_Prompt:_ Copy all lines in which the word "WPSMQN" can be found.

Dataset records
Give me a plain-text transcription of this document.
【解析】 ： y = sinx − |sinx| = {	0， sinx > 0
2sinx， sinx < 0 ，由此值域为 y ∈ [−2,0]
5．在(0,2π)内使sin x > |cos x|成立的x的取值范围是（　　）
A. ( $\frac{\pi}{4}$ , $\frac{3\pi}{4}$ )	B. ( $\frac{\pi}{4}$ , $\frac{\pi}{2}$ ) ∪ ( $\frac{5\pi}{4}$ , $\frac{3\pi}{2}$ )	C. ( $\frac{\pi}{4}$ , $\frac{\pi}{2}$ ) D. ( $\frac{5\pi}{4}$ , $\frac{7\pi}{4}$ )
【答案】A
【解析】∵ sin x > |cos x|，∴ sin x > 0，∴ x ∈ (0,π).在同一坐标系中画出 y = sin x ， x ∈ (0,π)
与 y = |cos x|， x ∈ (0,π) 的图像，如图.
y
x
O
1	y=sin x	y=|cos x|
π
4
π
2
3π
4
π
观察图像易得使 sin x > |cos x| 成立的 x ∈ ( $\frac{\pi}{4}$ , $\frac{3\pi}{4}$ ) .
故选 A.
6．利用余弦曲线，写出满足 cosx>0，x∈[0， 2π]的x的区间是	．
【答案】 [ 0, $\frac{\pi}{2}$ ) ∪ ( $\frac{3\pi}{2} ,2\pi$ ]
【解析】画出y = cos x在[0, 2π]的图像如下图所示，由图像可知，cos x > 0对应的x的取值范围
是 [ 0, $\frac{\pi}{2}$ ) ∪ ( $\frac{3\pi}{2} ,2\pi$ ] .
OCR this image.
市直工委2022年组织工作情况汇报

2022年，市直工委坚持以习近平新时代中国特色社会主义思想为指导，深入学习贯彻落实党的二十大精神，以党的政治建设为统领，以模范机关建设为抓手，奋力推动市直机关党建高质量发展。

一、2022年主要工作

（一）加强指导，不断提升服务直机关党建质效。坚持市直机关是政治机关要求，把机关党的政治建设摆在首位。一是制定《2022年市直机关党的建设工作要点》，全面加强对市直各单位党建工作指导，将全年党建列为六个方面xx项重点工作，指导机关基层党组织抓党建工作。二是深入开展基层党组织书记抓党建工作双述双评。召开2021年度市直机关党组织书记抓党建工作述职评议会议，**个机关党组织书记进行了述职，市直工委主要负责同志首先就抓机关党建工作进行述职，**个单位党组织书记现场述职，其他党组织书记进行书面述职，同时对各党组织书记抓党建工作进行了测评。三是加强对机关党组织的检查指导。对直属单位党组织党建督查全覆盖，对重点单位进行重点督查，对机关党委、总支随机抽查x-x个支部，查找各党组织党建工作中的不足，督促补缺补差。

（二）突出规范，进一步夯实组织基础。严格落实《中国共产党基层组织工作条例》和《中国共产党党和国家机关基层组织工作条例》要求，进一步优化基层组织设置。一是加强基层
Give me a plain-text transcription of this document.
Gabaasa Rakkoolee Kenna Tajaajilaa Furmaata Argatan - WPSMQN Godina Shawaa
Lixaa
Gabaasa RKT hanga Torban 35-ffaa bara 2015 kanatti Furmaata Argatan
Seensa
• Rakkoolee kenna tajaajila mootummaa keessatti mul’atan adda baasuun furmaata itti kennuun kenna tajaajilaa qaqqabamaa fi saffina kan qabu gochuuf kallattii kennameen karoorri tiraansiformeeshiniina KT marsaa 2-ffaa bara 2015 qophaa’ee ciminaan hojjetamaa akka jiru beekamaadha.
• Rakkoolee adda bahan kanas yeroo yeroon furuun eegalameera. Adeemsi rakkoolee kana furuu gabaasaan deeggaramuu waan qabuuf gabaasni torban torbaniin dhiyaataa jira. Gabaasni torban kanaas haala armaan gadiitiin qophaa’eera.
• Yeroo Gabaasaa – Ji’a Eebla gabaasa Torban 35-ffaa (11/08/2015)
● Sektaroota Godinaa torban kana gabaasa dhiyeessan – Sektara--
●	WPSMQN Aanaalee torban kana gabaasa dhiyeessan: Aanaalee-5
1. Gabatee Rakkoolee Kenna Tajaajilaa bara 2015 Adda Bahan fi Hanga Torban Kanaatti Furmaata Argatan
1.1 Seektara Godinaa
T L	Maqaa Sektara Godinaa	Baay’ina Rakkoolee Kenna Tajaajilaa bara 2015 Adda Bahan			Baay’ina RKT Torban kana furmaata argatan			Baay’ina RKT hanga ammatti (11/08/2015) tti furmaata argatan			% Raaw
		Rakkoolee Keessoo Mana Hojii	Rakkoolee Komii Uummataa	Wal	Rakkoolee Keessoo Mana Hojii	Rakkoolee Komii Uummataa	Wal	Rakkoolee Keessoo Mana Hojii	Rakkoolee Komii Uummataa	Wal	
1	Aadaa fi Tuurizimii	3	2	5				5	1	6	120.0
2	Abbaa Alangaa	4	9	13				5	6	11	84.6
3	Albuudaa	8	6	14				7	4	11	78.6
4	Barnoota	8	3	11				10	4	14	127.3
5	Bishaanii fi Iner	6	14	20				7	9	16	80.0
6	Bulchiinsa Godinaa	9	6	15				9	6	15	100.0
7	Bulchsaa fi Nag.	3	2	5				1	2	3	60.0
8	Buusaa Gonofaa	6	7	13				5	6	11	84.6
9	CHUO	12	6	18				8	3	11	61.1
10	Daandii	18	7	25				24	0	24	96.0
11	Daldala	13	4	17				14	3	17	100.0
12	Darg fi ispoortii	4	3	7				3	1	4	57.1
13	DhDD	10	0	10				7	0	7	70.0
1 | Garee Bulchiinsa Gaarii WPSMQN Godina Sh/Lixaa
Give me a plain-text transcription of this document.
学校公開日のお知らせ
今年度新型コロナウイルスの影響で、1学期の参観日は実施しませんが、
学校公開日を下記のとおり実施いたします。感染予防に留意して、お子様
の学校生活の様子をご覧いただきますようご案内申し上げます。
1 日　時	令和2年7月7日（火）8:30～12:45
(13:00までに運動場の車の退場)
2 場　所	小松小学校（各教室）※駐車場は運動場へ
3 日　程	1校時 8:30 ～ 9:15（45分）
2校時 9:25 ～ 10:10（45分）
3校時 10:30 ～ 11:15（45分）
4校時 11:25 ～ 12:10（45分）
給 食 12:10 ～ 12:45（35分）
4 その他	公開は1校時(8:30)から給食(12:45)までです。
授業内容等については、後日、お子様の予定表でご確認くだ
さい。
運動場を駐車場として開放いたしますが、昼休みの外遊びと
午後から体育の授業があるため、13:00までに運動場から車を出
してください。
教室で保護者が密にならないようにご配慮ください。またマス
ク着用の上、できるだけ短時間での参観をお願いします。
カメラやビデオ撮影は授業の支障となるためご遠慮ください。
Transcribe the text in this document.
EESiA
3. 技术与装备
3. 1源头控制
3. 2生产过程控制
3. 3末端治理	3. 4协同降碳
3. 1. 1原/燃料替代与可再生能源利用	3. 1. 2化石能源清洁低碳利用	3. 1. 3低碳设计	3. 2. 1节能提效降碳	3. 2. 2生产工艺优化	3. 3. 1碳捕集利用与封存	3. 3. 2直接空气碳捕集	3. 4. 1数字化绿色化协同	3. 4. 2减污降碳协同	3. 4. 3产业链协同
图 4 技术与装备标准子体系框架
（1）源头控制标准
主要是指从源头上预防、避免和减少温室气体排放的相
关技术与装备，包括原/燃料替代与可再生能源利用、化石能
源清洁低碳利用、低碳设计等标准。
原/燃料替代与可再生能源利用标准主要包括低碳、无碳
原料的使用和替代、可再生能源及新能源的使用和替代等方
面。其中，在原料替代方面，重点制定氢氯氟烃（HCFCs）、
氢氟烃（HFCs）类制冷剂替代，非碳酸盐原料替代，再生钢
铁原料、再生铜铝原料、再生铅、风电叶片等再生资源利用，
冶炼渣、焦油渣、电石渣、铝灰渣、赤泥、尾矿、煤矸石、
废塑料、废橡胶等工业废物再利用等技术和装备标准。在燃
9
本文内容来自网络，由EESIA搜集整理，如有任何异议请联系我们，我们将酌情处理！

_Full solution:_
Gabaasa Rakkoolee Kenna Tajaajilaa Furmaata Argatan - WPSMQN Godina Shawaa
●	WPSMQN Aanaalee torban kana gabaasa dhiyeessan: Aanaalee-5
1 | Garee Bulchiinsa Gaarii WPSMQN Godina Sh/Lixaa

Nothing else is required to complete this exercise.